WORK TO BE COMPLETED: Write out the data below in full. Keep it exact.

[start of PROVIDED INFORMATION]

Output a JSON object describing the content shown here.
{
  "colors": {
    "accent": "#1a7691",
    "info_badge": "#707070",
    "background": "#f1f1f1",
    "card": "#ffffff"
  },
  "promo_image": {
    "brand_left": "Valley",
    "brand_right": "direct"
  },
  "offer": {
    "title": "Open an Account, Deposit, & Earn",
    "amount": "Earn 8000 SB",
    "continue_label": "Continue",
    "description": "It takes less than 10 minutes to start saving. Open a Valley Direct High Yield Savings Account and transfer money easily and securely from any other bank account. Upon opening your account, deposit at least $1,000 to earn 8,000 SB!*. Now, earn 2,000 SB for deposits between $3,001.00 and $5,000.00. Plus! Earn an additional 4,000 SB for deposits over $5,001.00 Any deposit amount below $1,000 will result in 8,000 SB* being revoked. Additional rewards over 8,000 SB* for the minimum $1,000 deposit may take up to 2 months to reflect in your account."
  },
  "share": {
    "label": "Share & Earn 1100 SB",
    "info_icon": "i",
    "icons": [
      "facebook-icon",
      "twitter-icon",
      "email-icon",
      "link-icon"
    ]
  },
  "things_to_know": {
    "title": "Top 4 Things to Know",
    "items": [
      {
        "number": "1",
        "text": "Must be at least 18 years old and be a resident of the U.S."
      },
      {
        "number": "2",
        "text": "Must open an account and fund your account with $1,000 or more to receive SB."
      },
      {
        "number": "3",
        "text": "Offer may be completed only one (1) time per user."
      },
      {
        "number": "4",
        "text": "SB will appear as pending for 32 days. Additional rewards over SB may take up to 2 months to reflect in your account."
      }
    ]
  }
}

[end of PROVIDED INFORMATION]

TASK RESPONSE:
Output a JSON object describing the content shown here.
{
  "colors": {
    "accent": "#1a7691",
    "info_badge": "#707070",
    "background": "#f1f1f1",
    "card": "#ffffff"
  },
  "promo_image": {
    "brand_left": "Valley",
    "brand_right": "direct"
  },
  "offer": {
    "title": "Open an Account, Deposit, & Earn",
    "amount": "Earn 8000 SB",
    "continue_label": "Continue",
    "description": "It takes less than 10 minutes to start saving. Open a Valley Direct High Yield Savings Account and transfer money easily and securely from any other bank account. Upon opening your account, deposit at least $1,000 to earn 8,000 SB!*. Now, earn 2,000 SB for deposits between $3,001.00 and $5,000.00. Plus! Earn an additional 4,000 SB for deposits over $5,001.00 Any deposit amount below $1,000 will result in 8,000 SB* being revoked. Additional rewards over 8,000 SB* for the minimum $1,000 deposit may take up to 2 months to reflect in your account."
  },
  "share": {
    "label": "Share & Earn 1100 SB",
    "info_icon": "i",
    "icons": [
      "facebook-icon",
      "twitter-icon",
      "email-icon",
      "link-icon"
    ]
  },
  "things_to_know": {
    "title": "Top 4 Things to Know",
    "items": [
      {
        "number": "1",
        "text": "Must be at least 18 years old and be a resident of the U.S."
      },
      {
        "number": "2",
        "text": "Must open an account and fund your account with $1,000 or more to receive SB."
      },
      {
        "number": "3",
        "text": "Offer may be completed only one (1) time per user."
      },
      {
        "number": "4",
        "text": "SB will appear as pending for 32 days. Additional rewards over SB may take up to 2 months to reflect in your account."
      }
    ]
  }
}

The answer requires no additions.